---------- Material to process
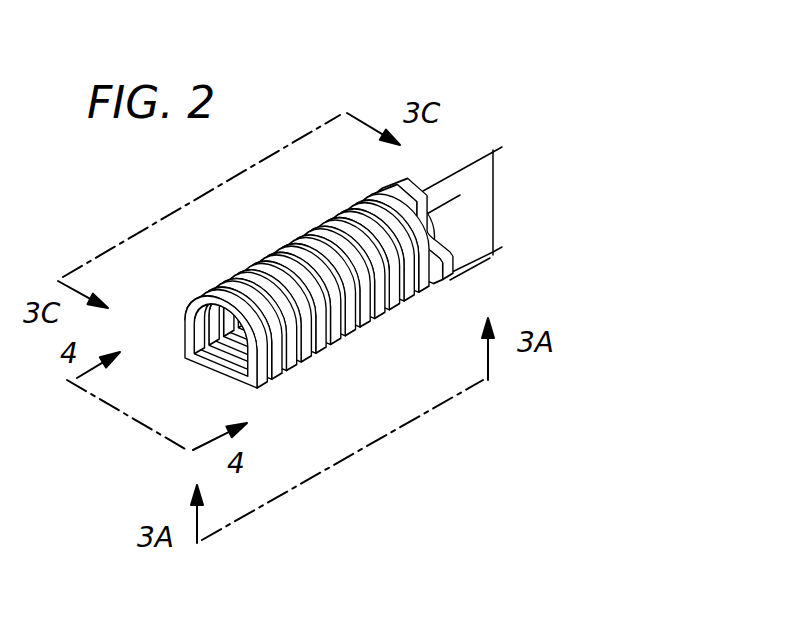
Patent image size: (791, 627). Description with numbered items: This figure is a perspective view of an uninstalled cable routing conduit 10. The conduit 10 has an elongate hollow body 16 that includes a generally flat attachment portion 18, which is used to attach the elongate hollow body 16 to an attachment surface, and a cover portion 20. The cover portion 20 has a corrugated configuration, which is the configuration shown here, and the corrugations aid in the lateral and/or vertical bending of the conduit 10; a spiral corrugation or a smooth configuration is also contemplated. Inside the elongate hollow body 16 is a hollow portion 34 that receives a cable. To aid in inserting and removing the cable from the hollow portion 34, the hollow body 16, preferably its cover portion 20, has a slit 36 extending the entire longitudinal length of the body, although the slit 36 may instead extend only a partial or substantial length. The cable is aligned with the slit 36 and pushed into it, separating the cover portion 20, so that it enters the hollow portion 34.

The conduit 10 is at (466, 120).
The elongate hollow body 16 is at (540, 230).
The attachment portion 18 is at (497, 250).
The cover portion 20 is at (493, 214).
The hollow portion 34 is at (212, 308).
The slit 36 is at (356, 213).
--------------------
▶ [What you will do]:
Turn the listing into a JSON list of strings, one per line, leaving out blank lines and the pictures.

▶ [Written response]:
[
  "Patent image size: (791, 627). Description with numbered items: This figure is a perspective view of an uninstalled cable routing conduit 10. The conduit 10 has an elongate hollow body 16 that includes a generally flat attachment portion 18, which is used to attach the elongate hollow body 16 to an attachment surface, and a cover portion 20. The cover portion 20 has a corrugated configuration, which is the configuration shown here, and the corrugations aid in the lateral and/or vertical bending of the conduit 10; a spiral corrugation or a smooth configuration is also contemplated. Inside the elongate hollow body 16 is a hollow portion 34 that receives a cable. To aid in inserting and removing the cable from the hollow portion 34, the hollow body 16, preferably its cover portion 20, has a slit 36 extending the entire longitudinal length of the body, although the slit 36 may instead extend only a partial or substantial length. The cable is aligned with the slit 36 and pushed into it, separating the cover portion 20, so that it enters the hollow portion 34.",
  "The conduit 10 is at (466, 120).",
  "The elongate hollow body 16 is at (540, 230).",
  "The attachment portion 18 is at (497, 250).",
  "The cover portion 20 is at (493, 214).",
  "The hollow portion 34 is at (212, 308).",
  "The slit 36 is at (356, 213)."
]